**DATASET ENTRIES**

........

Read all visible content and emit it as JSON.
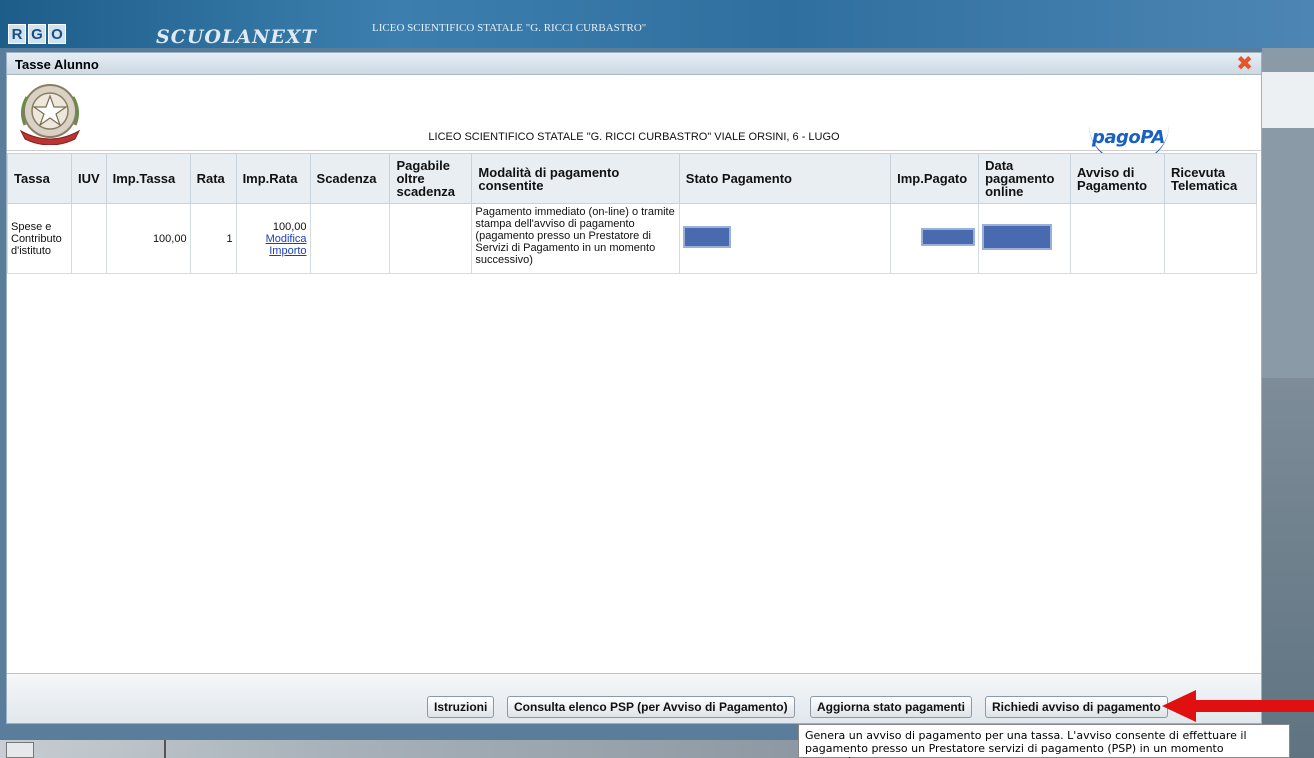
{
  "app": {
    "logo_letters": [
      "R",
      "G",
      "O"
    ],
    "brand": "SCUOLANEXT",
    "school_name": "LICEO SCIENTIFICO STATALE \"G. RICCI CURBASTRO\""
  },
  "dialog": {
    "title": "Tasse Alunno",
    "close": "✖",
    "header_text": "LICEO SCIENTIFICO STATALE \"G. RICCI CURBASTRO\" VIALE ORSINI, 6 - LUGO",
    "pagopa": "pagoPA"
  },
  "table": {
    "headers": {
      "tassa": "Tassa",
      "iuv": "IUV",
      "imp_tassa": "Imp.Tassa",
      "rata": "Rata",
      "imp_rata": "Imp.Rata",
      "scadenza": "Scadenza",
      "pagabile": "Pagabile oltre scadenza",
      "modalita": "Modalità di pagamento consentite",
      "stato": "Stato Pagamento",
      "imp_pagato": "Imp.Pagato",
      "data_pagamento": "Data pagamento online",
      "avviso": "Avviso di Pagamento",
      "ricevuta": "Ricevuta Telematica"
    },
    "row": {
      "tassa": "Spese e Contributo d'istituto",
      "iuv": "",
      "imp_tassa": "100,00",
      "rata": "1",
      "imp_rata": "100,00",
      "modifica": "Modifica Importo",
      "scadenza": "",
      "pagabile": "",
      "modalita": "Pagamento immediato (on-line) o tramite stampa dell'avviso di pagamento (pagamento presso un Prestatore di Servizi di Pagamento in un momento successivo)"
    }
  },
  "footer": {
    "istruzioni": "Istruzioni",
    "consulta": "Consulta elenco PSP (per Avviso di Pagamento)",
    "aggiorna": "Aggiorna stato pagamenti",
    "richiedi": "Richiedi avviso di pagamento"
  },
  "tooltip": {
    "text": "Genera un avviso di pagamento per una tassa. L'avviso consente di effettuare il pagamento presso un Prestatore servizi di pagamento (PSP) in un momento successivo"
  },
  "colors": {
    "arrow": "#e01010",
    "close": "#e6552a",
    "link": "#1b3fb8",
    "redaction": "#4a6ab0"
  }
}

........

**WHAT THE EXERCISE ASKS**
Copy each line exactly, and leave the pictures out of your copy.

**FINAL ANSWER**
Read all visible content and emit it as JSON.
{
  "app": {
    "logo_letters": [
      "R",
      "G",
      "O"
    ],
    "brand": "SCUOLANEXT",
    "school_name": "LICEO SCIENTIFICO STATALE \"G. RICCI CURBASTRO\""
  },
  "dialog": {
    "title": "Tasse Alunno",
    "close": "✖",
    "header_text": "LICEO SCIENTIFICO STATALE \"G. RICCI CURBASTRO\" VIALE ORSINI, 6 - LUGO",
    "pagopa": "pagoPA"
  },
  "table": {
    "headers": {
      "tassa": "Tassa",
      "iuv": "IUV",
      "imp_tassa": "Imp.Tassa",
      "rata": "Rata",
      "imp_rata": "Imp.Rata",
      "scadenza": "Scadenza",
      "pagabile": "Pagabile oltre scadenza",
      "modalita": "Modalità di pagamento consentite",
      "stato": "Stato Pagamento",
      "imp_pagato": "Imp.Pagato",
      "data_pagamento": "Data pagamento online",
      "avviso": "Avviso di Pagamento",
      "ricevuta": "Ricevuta Telematica"
    },
    "row": {
      "tassa": "Spese e Contributo d'istituto",
      "iuv": "",
      "imp_tassa": "100,00",
      "rata": "1",
      "imp_rata": "100,00",
      "modifica": "Modifica Importo",
      "scadenza": "",
      "pagabile": "",
      "modalita": "Pagamento immediato (on-line) o tramite stampa dell'avviso di pagamento (pagamento presso un Prestatore di Servizi di Pagamento in un momento successivo)"
    }
  },
  "footer": {
    "istruzioni": "Istruzioni",
    "consulta": "Consulta elenco PSP (per Avviso di Pagamento)",
    "aggiorna": "Aggiorna stato pagamenti",
    "richiedi": "Richiedi avviso di pagamento"
  },
  "tooltip": {
    "text": "Genera un avviso di pagamento per una tassa. L'avviso consente di effettuare il pagamento presso un Prestatore servizi di pagamento (PSP) in un momento successivo"
  },
  "colors": {
    "arrow": "#e01010",
    "close": "#e6552a",
    "link": "#1b3fb8",
    "redaction": "#4a6ab0"
  }
}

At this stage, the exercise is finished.